--- start ---

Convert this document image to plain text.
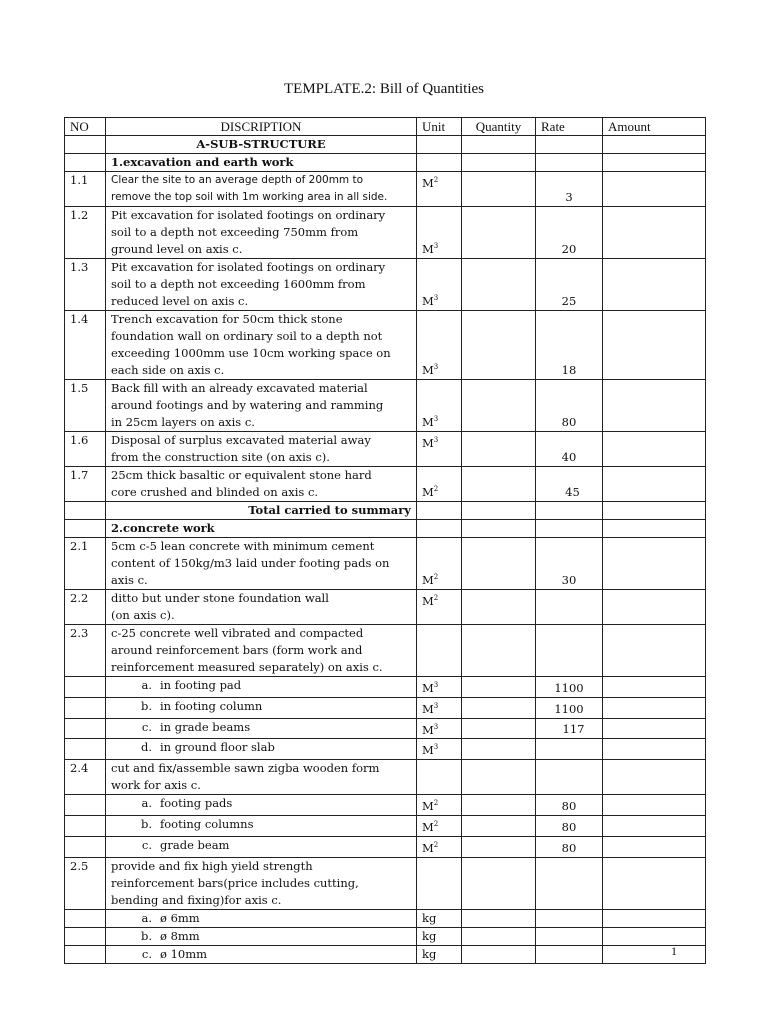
TEMPLATE.2: Bill of Quantities
NO	DISCRIPTION	Unit	Quantity	Rate	Amount
	A-SUB-STRUCTURE				
	1.excavation and earth work				
1.1	Clear the site to an average depth of 200mm to
remove the top soil with 1m working area in all side.	$M^2$		3	
1.2	Pit excavation for isolated footings on ordinary
soil to a depth not exceeding 750mm from
ground level on axis c.	$M^3$		20	
1.3	Pit excavation for isolated footings on ordinary
soil to a depth not exceeding 1600mm from
reduced level on axis c.	$M^3$		25	
1.4	Trench excavation for 50cm thick stone
foundation wall on ordinary soil to a depth not
exceeding 1000mm use 10cm working space on
each side on axis c.	$M^3$		18	
1.5	Back fill with an already excavated material
around footings and by watering and ramming
in 25cm layers on axis c.	$M^3$		80	
1.6	Disposal of surplus excavated material away
from the construction site (on axis c).	$M^3$		40	
1.7	25cm thick basaltic or equivalent stone hard
core crushed and blinded on axis c.	$M^2$		45	
	Total carried to summary				
	2.concrete work				
2.1	5cm c-5 lean concrete with minimum cement
content of 150kg/m3 laid under footing pads on
axis c.	$M^2$		30	
2.2	ditto but under stone foundation wall
(on axis c).	$M^2$			
2.3	c-25 concrete well vibrated and compacted
around reinforcement bars (form work and
reinforcement measured separately) on axis c.				

	a. in footing pad	$M^3$		1100	
	b. in footing column	$M^3$		1100	
	c. in grade beams	$M^3$		117	
	d. in ground floor slab	$M^3$			
2.4	cut and fix/assemble sawn zigba wooden form
work for axis c.				

	a. footing pads	$M^2$		80	
	b. footing columns	$M^2$		80	
	c. grade beam	$M^2$		80	
2.5	provide and fix high yield strength
reinforcement bars(price includes cutting,
bending and fixing)for axis c.				

	a. ø 6mm	kg			
	b. ø 8mm	kg			
	c. ø 10mm	kg				1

--- end ---

Repeat verbatim all the material, but not the pictures.

Response below
Convert this document image to plain text.
TEMPLATE.2: Bill of Quantities
NO	DISCRIPTION	Unit	Quantity	Rate	Amount
	A-SUB-STRUCTURE				
	1.excavation and earth work				
1.1	Clear the site to an average depth of 200mm to
remove the top soil with 1m working area in all side.	$M^2$		3	
1.2	Pit excavation for isolated footings on ordinary
soil to a depth not exceeding 750mm from
ground level on axis c.	$M^3$		20	
1.3	Pit excavation for isolated footings on ordinary
soil to a depth not exceeding 1600mm from
reduced level on axis c.	$M^3$		25	
1.4	Trench excavation for 50cm thick stone
foundation wall on ordinary soil to a depth not
exceeding 1000mm use 10cm working space on
each side on axis c.	$M^3$		18	
1.5	Back fill with an already excavated material
around footings and by watering and ramming
in 25cm layers on axis c.	$M^3$		80	
1.6	Disposal of surplus excavated material away
from the construction site (on axis c).	$M^3$		40	
1.7	25cm thick basaltic or equivalent stone hard
core crushed and blinded on axis c.	$M^2$		45	
	Total carried to summary				
	2.concrete work				
2.1	5cm c-5 lean concrete with minimum cement
content of 150kg/m3 laid under footing pads on
axis c.	$M^2$		30	
2.2	ditto but under stone foundation wall
(on axis c).	$M^2$			
2.3	c-25 concrete well vibrated and compacted
around reinforcement bars (form work and
reinforcement measured separately) on axis c.				

	a. in footing pad	$M^3$		1100	
	b. in footing column	$M^3$		1100	
	c. in grade beams	$M^3$		117	
	d. in ground floor slab	$M^3$			
2.4	cut and fix/assemble sawn zigba wooden form
work for axis c.				

	a. footing pads	$M^2$		80	
	b. footing columns	$M^2$		80	
	c. grade beam	$M^2$		80	
2.5	provide and fix high yield strength
reinforcement bars(price includes cutting,
bending and fixing)for axis c.				

	a. ø 6mm	kg			
	b. ø 8mm	kg			
	c. ø 10mm	kg				1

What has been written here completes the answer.